> **Goal**
What follows is a set of records; restate each one word for word and drop the pictures.

(Dataset items)

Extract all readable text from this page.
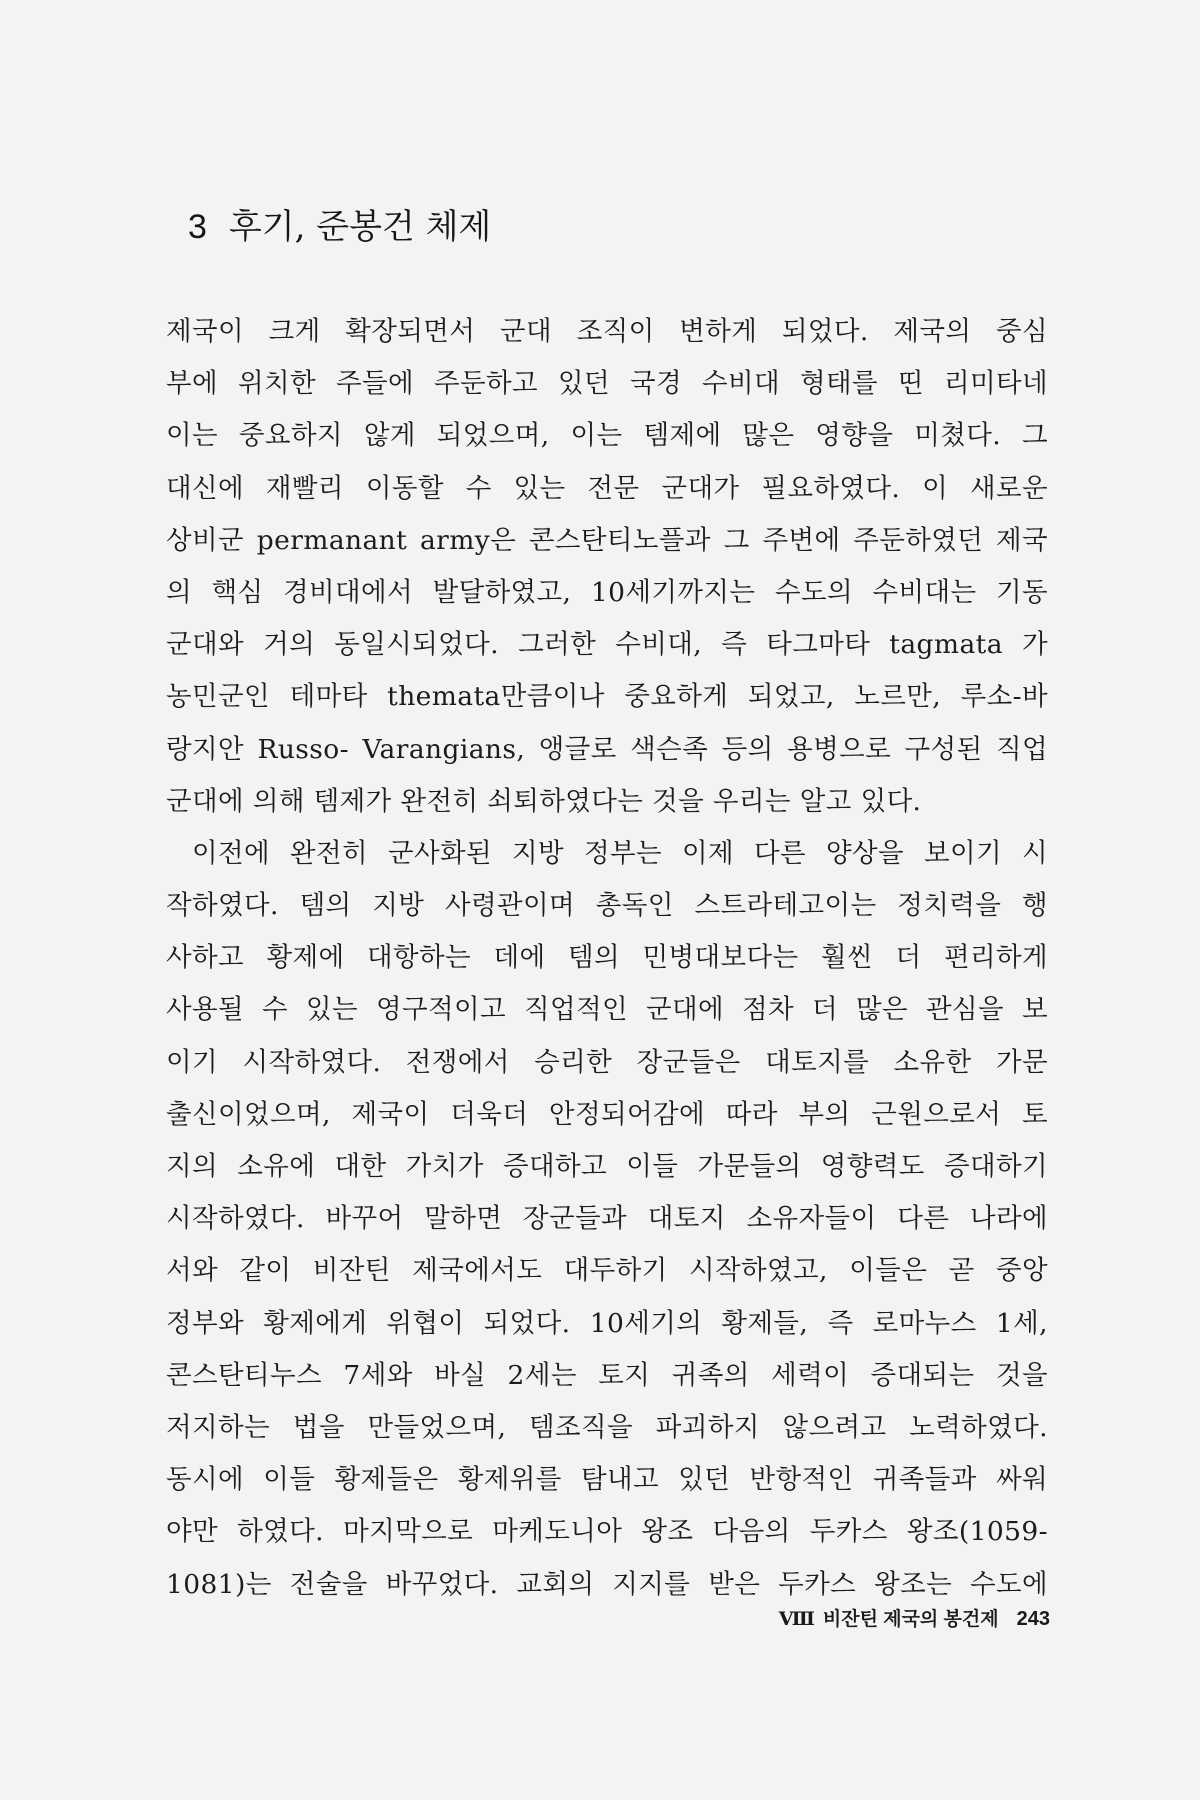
3 후기, 준봉건 체제
제국이 크게 확장되면서 군대 조직이 변하게 되었다. 제국의 중심
부에 위치한 주들에 주둔하고 있던 국경 수비대 형태를 띤 리미타네
이는 중요하지 않게 되었으며, 이는 템제에 많은 영향을 미쳤다. 그
대신에 재빨리 이동할 수 있는 전문 군대가 필요하였다. 이 새로운
상비군 permanant army은 콘스탄티노플과 그 주변에 주둔하였던 제국
의 핵심 경비대에서 발달하였고, 10세기까지는 수도의 수비대는 기동
군대와 거의 동일시되었다. 그러한 수비대, 즉 타그마타 tagmata 가
농민군인 테마타 themata만큼이나 중요하게 되었고, 노르만, 루소-바
랑지안 Russo- Varangians, 앵글로 색슨족 등의 용병으로 구성된 직업
군대에 의해 템제가 완전히 쇠퇴하였다는 것을 우리는 알고 있다.
이전에 완전히 군사화된 지방 정부는 이제 다른 양상을 보이기 시
작하였다. 템의 지방 사령관이며 총독인 스트라테고이는 정치력을 행
사하고 황제에 대항하는 데에 템의 민병대보다는 훨씬 더 편리하게
사용될 수 있는 영구적이고 직업적인 군대에 점차 더 많은 관심을 보
이기 시작하였다. 전쟁에서 승리한 장군들은 대토지를 소유한 가문
출신이었으며, 제국이 더욱더 안정되어감에 따라 부의 근원으로서 토
지의 소유에 대한 가치가 증대하고 이들 가문들의 영향력도 증대하기
시작하였다. 바꾸어 말하면 장군들과 대토지 소유자들이 다른 나라에
서와 같이 비잔틴 제국에서도 대두하기 시작하였고, 이들은 곧 중앙
정부와 황제에게 위협이 되었다. 10세기의 황제들, 즉 로마누스 1세,
콘스탄티누스 7세와 바실 2세는 토지 귀족의 세력이 증대되는 것을
저지하는 법을 만들었으며, 템조직을 파괴하지 않으려고 노력하였다.
동시에 이들 황제들은 황제위를 탐내고 있던 반항적인 귀족들과 싸워
야만 하였다. 마지막으로 마케도니아 왕조 다음의 두카스 왕조(1059-
1081)는 전술을 바꾸었다. 교회의 지지를 받은 두카스 왕조는 수도에
Ⅷ 비잔틴 제국의 봉건제 243
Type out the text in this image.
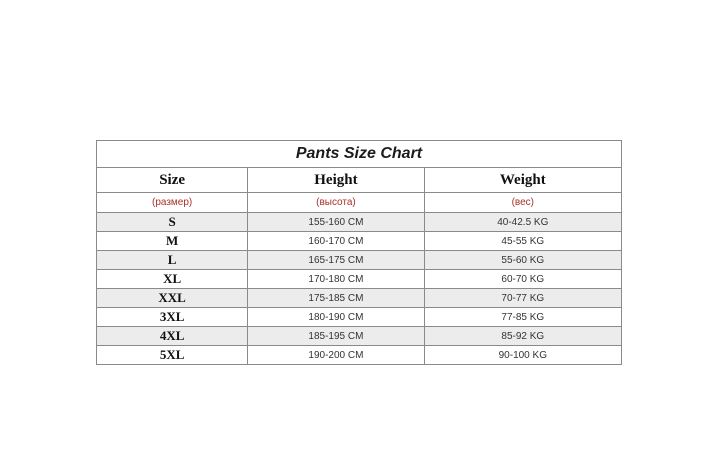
Pants Size Chart		
Size	Height	Weight
(размер)	(высота)	(вес)
S	155-160 CM	40-42.5 KG
M	160-170 CM	45-55 KG
L	165-175 CM	55-60 KG
XL	170-180 CM	60-70 KG
XXL	175-185 CM	70-77 KG
3XL	180-190 CM	77-85 KG
4XL	185-195 CM	85-92 KG
5XL	190-200 CM	90-100 KG
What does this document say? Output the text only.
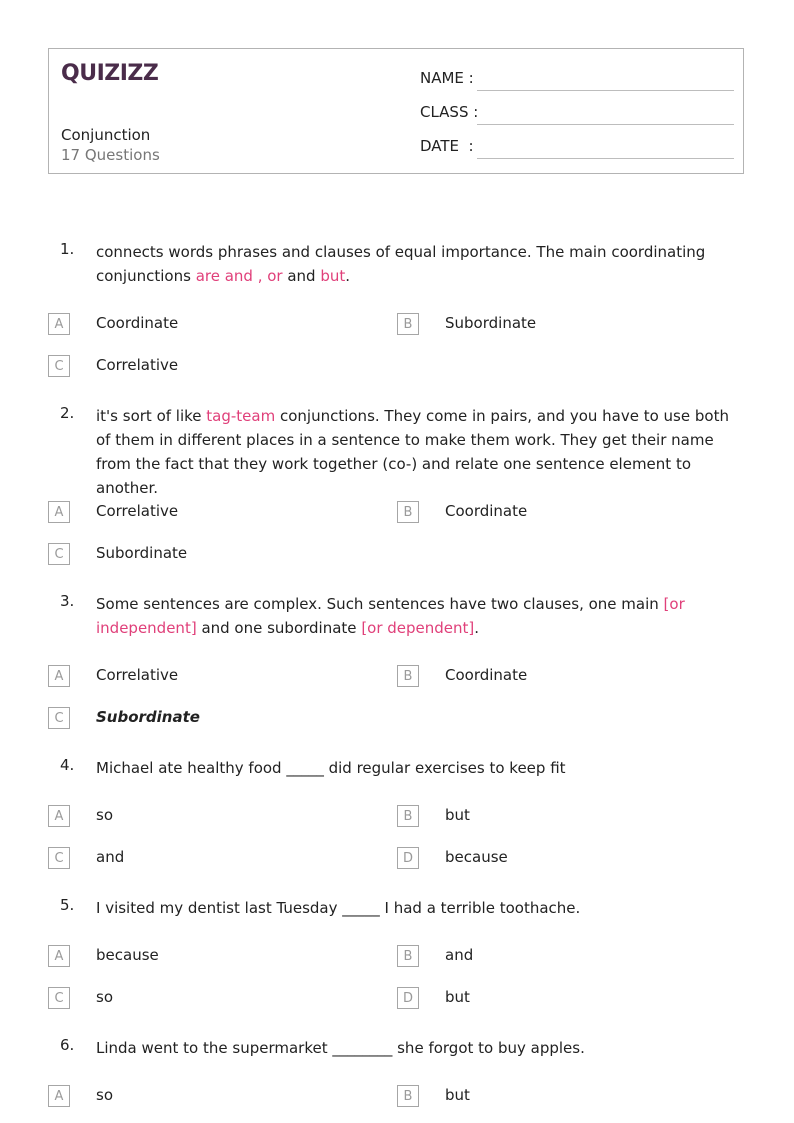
QUIZIZZ
Conjunction
17 Questions
NAME :
CLASS :
DATE  :
1. connects words phrases and clauses of equal importance. The main coordinating conjunctions are and , or and but.
A	Coordinate	B	Subordinate
C	Correlative
2. it's sort of like tag-team conjunctions. They come in pairs, and you have to use both of them in different places in a sentence to make them work. They get their name from the fact that they work together (co-) and relate one sentence element to another.
A	Correlative	B	Coordinate
C	Subordinate
3. Some sentences are complex. Such sentences have two clauses, one main [or independent] and one subordinate [or dependent].
A	Correlative	B	Coordinate
C	Subordinate
4. Michael ate healthy food _____ did regular exercises to keep fit
A	so	B	but
C	and	D	because
5. I visited my dentist last Tuesday _____ I had a terrible toothache.
A	because	B	and
C	so	D	but
6. Linda went to the supermarket ________ she forgot to buy apples.
A	so	B	but
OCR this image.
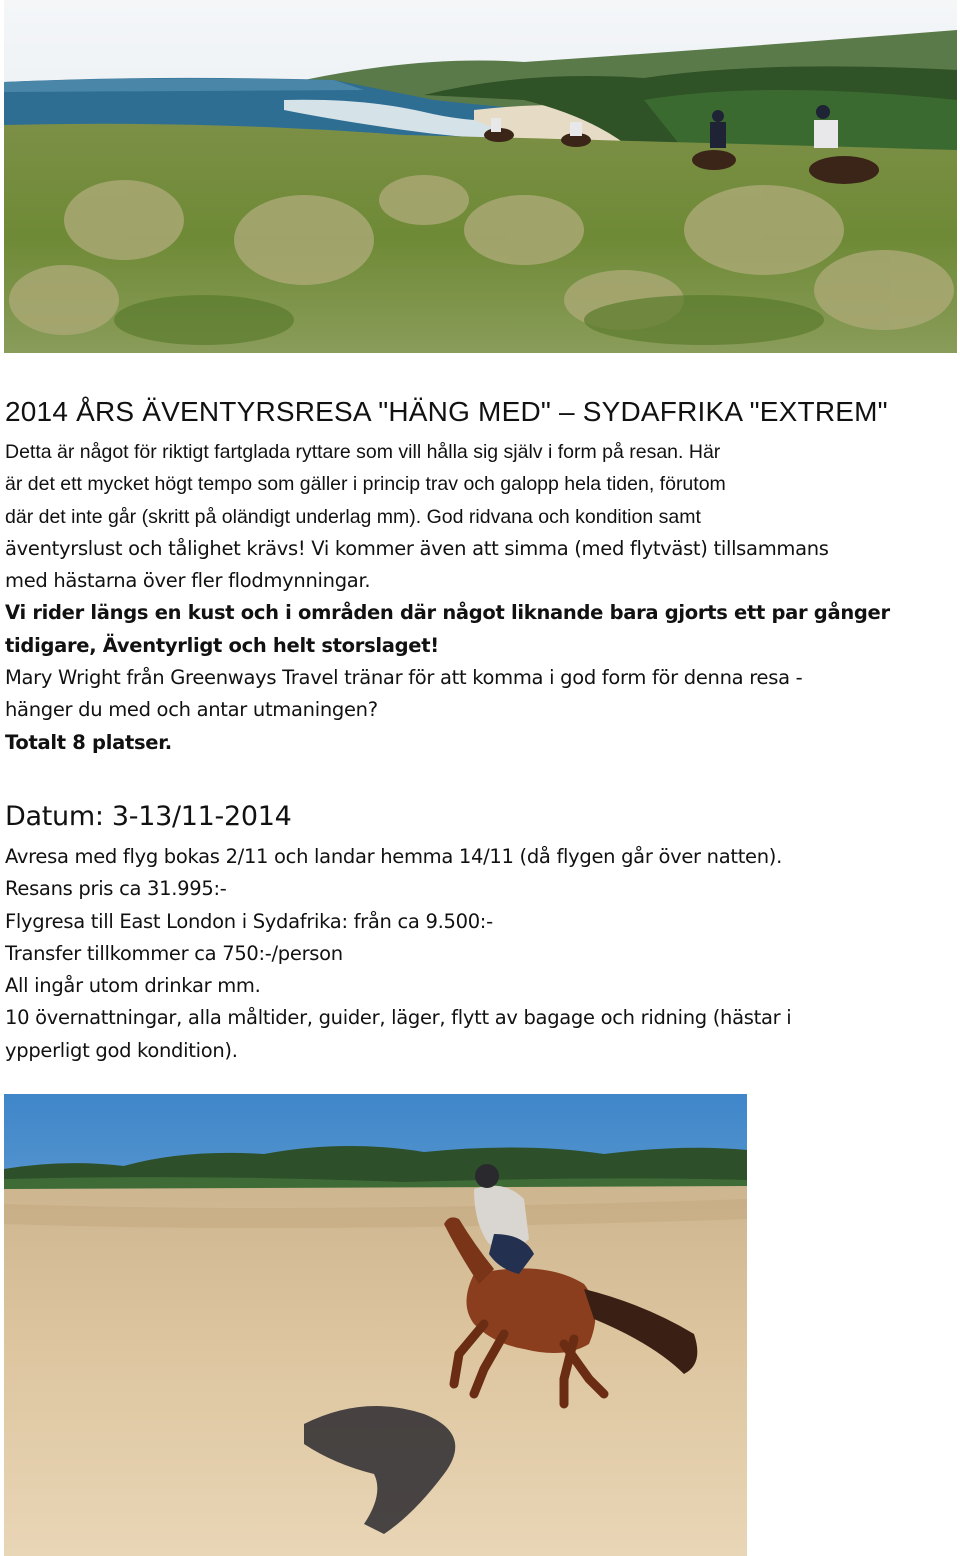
2014 ÅRS ÄVENTYRSRESA "HÄNG MED" – SYDAFRIKA "EXTREM"
Detta är något för riktigt fartglada ryttare som vill hålla sig själv i form på resan. Här
är det ett mycket högt tempo som gäller i princip trav och galopp hela tiden, förutom
där det inte går (skritt på oländigt underlag mm). God ridvana och kondition samt
äventyrslust och tålighet krävs! Vi kommer även att simma (med flytväst) tillsammans
med hästarna över fler flodmynningar.
Vi rider längs en kust och i områden där något liknande bara gjorts ett par gånger
tidigare, Äventyrligt och helt storslaget!
Mary Wright från Greenways Travel tränar för att komma i god form för denna resa -
hänger du med och antar utmaningen?
Totalt 8 platser.
Datum: 3-13/11-2014
Avresa med flyg bokas 2/11 och landar hemma 14/11 (då flygen går över natten).
Resans pris ca 31.995:-
Flygresa till East London i Sydafrika: från ca 9.500:-
Transfer tillkommer ca 750:-/person
All ingår utom drinkar mm.
10 övernattningar, alla måltider, guider, läger, flytt av bagage och ridning (hästar i
ypperligt god kondition).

> **Finished exercise**
Extract all readable text from this page.
3 후기, 준봉건 체제
제국이 크게 확장되면서 군대 조직이 변하게 되었다. 제국의 중심
부에 위치한 주들에 주둔하고 있던 국경 수비대 형태를 띤 리미타네
이는 중요하지 않게 되었으며, 이는 템제에 많은 영향을 미쳤다. 그
대신에 재빨리 이동할 수 있는 전문 군대가 필요하였다. 이 새로운
상비군 permanant army은 콘스탄티노플과 그 주변에 주둔하였던 제국
의 핵심 경비대에서 발달하였고, 10세기까지는 수도의 수비대는 기동
군대와 거의 동일시되었다. 그러한 수비대, 즉 타그마타 tagmata 가
농민군인 테마타 themata만큼이나 중요하게 되었고, 노르만, 루소-바
랑지안 Russo- Varangians, 앵글로 색슨족 등의 용병으로 구성된 직업
군대에 의해 템제가 완전히 쇠퇴하였다는 것을 우리는 알고 있다.
이전에 완전히 군사화된 지방 정부는 이제 다른 양상을 보이기 시
작하였다. 템의 지방 사령관이며 총독인 스트라테고이는 정치력을 행
사하고 황제에 대항하는 데에 템의 민병대보다는 훨씬 더 편리하게
사용될 수 있는 영구적이고 직업적인 군대에 점차 더 많은 관심을 보
이기 시작하였다. 전쟁에서 승리한 장군들은 대토지를 소유한 가문
출신이었으며, 제국이 더욱더 안정되어감에 따라 부의 근원으로서 토
지의 소유에 대한 가치가 증대하고 이들 가문들의 영향력도 증대하기
시작하였다. 바꾸어 말하면 장군들과 대토지 소유자들이 다른 나라에
서와 같이 비잔틴 제국에서도 대두하기 시작하였고, 이들은 곧 중앙
정부와 황제에게 위협이 되었다. 10세기의 황제들, 즉 로마누스 1세,
콘스탄티누스 7세와 바실 2세는 토지 귀족의 세력이 증대되는 것을
저지하는 법을 만들었으며, 템조직을 파괴하지 않으려고 노력하였다.
동시에 이들 황제들은 황제위를 탐내고 있던 반항적인 귀족들과 싸워
야만 하였다. 마지막으로 마케도니아 왕조 다음의 두카스 왕조(1059-
1081)는 전술을 바꾸었다. 교회의 지지를 받은 두카스 왕조는 수도에
Ⅷ 비잔틴 제국의 봉건제 243
Type out the text in this image.
Pants Size Chart		
Size	Height	Weight
(размер)	(высота)	(вес)
S	155-160 CM	40-42.5 KG
M	160-170 CM	45-55 KG
L	165-175 CM	55-60 KG
XL	170-180 CM	60-70 KG
XXL	175-185 CM	70-77 KG
3XL	180-190 CM	77-85 KG
4XL	185-195 CM	85-92 KG
5XL	190-200 CM	90-100 KG
What does this document say? Output the text only.
QUIZIZZ
Conjunction
17 Questions
NAME :
CLASS :
DATE  :
1. connects words phrases and clauses of equal importance. The main coordinating conjunctions are and , or and but.
A	Coordinate	B	Subordinate
C	Correlative
2. it's sort of like tag-team conjunctions. They come in pairs, and you have to use both of them in different places in a sentence to make them work. They get their name from the fact that they work together (co-) and relate one sentence element to another.
A	Correlative	B	Coordinate
C	Subordinate
3. Some sentences are complex. Such sentences have two clauses, one main [or independent] and one subordinate [or dependent].
A	Correlative	B	Coordinate
C	Subordinate
4. Michael ate healthy food _____ did regular exercises to keep fit
A	so	B	but
C	and	D	because
5. I visited my dentist last Tuesday _____ I had a terrible toothache.
A	because	B	and
C	so	D	but
6. Linda went to the supermarket ________ she forgot to buy apples.
A	so	B	but
OCR this image.
2014 ÅRS ÄVENTYRSRESA "HÄNG MED" – SYDAFRIKA "EXTREM"
Detta är något för riktigt fartglada ryttare som vill hålla sig själv i form på resan. Här
är det ett mycket högt tempo som gäller i princip trav och galopp hela tiden, förutom
där det inte går (skritt på oländigt underlag mm). God ridvana och kondition samt
äventyrslust och tålighet krävs! Vi kommer även att simma (med flytväst) tillsammans
med hästarna över fler flodmynningar.
Vi rider längs en kust och i områden där något liknande bara gjorts ett par gånger
tidigare, Äventyrligt och helt storslaget!
Mary Wright från Greenways Travel tränar för att komma i god form för denna resa -
hänger du med och antar utmaningen?
Totalt 8 platser.
Datum: 3-13/11-2014
Avresa med flyg bokas 2/11 och landar hemma 14/11 (då flygen går över natten).
Resans pris ca 31.995:-
Flygresa till East London i Sydafrika: från ca 9.500:-
Transfer tillkommer ca 750:-/person
All ingår utom drinkar mm.
10 övernattningar, alla måltider, guider, läger, flytt av bagage och ridning (hästar i
ypperligt god kondition).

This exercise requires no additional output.